Look through the material below, count the lines containing the word "Мусин", and state only the count.

Extracted records
+++++

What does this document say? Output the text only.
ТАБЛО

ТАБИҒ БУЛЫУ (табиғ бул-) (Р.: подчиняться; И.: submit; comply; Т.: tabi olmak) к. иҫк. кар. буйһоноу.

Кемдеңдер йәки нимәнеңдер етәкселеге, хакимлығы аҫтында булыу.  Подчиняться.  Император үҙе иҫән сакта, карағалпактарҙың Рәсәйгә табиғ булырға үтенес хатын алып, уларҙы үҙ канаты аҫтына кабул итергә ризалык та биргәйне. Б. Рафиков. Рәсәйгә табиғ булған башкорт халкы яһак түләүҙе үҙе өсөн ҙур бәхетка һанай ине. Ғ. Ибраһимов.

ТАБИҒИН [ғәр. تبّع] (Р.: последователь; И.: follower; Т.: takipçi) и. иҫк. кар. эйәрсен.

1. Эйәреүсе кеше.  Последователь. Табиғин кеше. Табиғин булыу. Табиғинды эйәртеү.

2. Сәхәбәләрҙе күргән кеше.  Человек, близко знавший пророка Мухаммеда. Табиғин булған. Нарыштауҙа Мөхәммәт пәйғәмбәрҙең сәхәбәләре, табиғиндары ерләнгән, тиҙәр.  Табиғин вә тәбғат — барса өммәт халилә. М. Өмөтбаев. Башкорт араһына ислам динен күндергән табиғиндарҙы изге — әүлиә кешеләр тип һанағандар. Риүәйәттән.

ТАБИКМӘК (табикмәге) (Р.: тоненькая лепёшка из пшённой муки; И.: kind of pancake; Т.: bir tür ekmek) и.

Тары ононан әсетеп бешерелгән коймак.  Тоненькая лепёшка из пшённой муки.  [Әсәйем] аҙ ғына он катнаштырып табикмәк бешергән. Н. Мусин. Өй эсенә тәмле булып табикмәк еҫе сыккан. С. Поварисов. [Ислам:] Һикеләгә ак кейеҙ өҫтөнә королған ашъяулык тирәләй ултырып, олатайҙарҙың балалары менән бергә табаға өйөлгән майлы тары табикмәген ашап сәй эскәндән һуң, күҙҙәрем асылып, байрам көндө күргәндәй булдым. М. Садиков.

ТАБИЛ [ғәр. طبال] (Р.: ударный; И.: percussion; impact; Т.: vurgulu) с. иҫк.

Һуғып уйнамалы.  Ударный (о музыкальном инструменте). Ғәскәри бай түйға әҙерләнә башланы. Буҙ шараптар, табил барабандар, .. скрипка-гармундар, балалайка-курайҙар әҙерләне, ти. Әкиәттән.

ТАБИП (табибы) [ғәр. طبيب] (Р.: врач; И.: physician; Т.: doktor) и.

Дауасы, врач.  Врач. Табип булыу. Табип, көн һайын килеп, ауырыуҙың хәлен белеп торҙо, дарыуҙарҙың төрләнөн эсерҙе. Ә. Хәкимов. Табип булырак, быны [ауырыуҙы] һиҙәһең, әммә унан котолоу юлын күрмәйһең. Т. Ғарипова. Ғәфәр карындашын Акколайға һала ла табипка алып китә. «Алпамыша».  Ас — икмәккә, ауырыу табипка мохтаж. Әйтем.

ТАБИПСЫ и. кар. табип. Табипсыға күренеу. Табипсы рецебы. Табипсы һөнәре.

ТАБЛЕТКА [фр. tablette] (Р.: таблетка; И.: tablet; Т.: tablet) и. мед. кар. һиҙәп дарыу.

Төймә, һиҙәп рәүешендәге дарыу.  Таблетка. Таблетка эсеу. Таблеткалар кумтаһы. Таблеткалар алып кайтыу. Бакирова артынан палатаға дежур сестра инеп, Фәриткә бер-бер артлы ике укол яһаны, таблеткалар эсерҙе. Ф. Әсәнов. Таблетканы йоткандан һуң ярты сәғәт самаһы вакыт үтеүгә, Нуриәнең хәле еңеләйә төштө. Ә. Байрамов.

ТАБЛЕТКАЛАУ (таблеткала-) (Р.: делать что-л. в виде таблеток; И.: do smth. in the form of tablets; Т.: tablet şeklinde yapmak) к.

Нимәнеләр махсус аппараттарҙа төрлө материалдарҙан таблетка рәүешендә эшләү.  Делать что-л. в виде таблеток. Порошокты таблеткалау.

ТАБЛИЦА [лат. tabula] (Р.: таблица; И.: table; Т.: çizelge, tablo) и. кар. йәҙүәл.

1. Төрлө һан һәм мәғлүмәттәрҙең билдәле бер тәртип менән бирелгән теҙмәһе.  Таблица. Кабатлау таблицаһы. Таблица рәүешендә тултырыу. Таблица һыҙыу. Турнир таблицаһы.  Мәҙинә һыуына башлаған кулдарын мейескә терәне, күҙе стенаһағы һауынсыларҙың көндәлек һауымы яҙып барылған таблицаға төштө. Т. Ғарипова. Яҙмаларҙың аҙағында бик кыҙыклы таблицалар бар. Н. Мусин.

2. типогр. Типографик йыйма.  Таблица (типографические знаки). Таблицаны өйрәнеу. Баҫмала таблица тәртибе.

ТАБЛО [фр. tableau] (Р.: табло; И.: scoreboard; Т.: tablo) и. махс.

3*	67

+++++

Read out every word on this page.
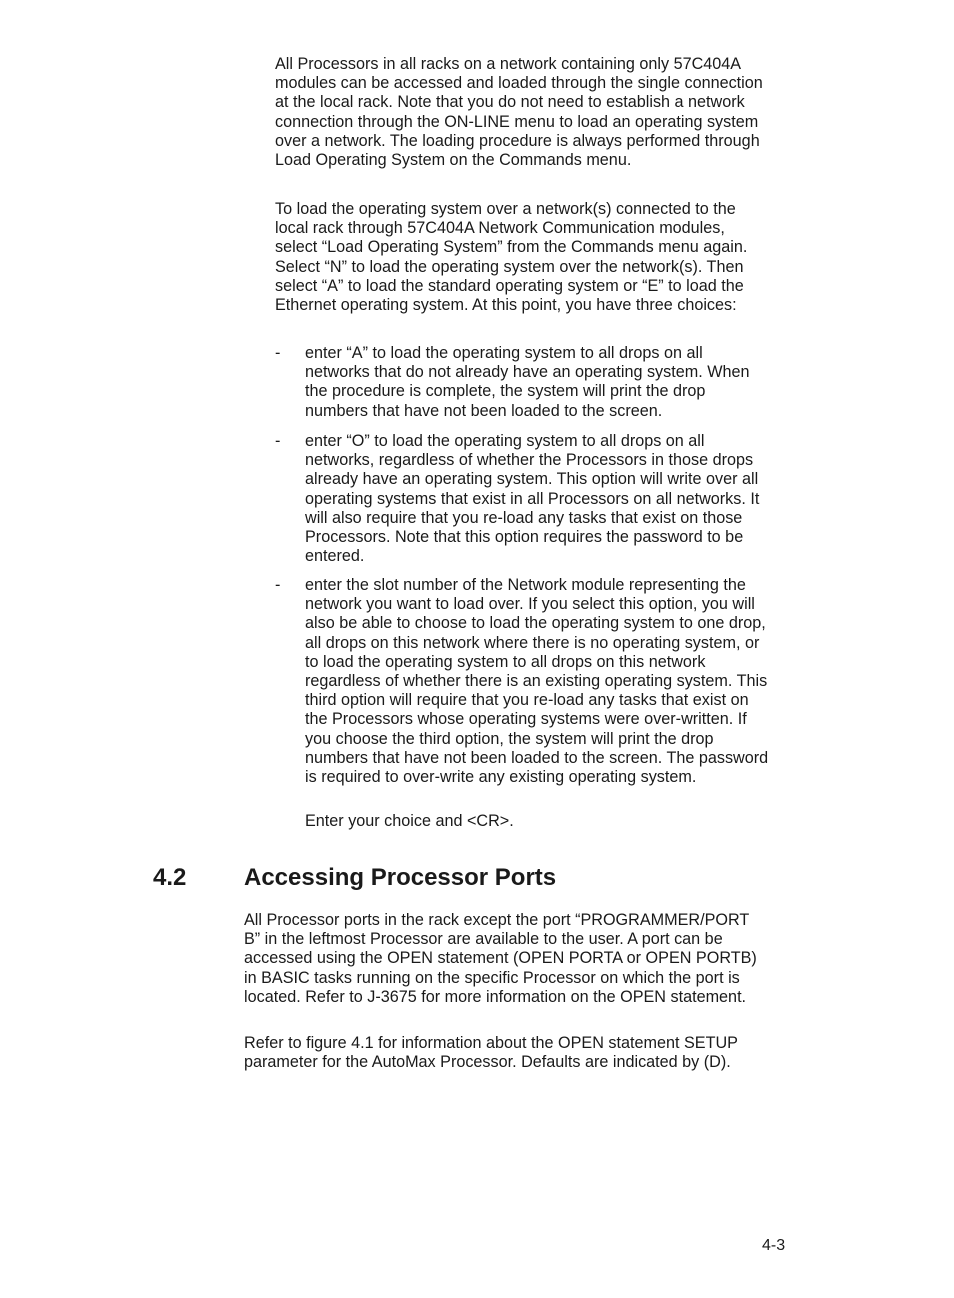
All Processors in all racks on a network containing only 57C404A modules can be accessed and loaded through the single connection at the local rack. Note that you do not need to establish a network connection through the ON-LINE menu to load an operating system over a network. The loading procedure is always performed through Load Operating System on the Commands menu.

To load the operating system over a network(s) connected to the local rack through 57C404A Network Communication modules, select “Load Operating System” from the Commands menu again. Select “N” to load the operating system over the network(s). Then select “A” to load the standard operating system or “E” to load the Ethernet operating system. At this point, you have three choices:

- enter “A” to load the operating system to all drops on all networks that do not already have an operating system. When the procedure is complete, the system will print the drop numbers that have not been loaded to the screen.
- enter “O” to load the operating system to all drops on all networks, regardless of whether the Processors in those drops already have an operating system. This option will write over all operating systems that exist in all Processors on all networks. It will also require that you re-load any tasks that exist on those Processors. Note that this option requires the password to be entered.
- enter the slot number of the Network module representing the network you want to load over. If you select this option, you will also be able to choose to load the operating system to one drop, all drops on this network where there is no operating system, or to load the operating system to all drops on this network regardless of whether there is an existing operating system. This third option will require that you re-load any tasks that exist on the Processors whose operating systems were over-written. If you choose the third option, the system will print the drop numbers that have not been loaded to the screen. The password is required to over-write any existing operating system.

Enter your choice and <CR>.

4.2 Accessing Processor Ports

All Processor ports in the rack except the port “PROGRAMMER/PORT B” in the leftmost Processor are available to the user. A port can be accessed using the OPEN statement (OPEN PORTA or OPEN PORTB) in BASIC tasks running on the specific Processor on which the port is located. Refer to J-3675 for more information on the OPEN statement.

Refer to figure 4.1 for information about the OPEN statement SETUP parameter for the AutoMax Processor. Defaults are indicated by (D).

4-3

+++++

→ EXERCISE OUTPUT
2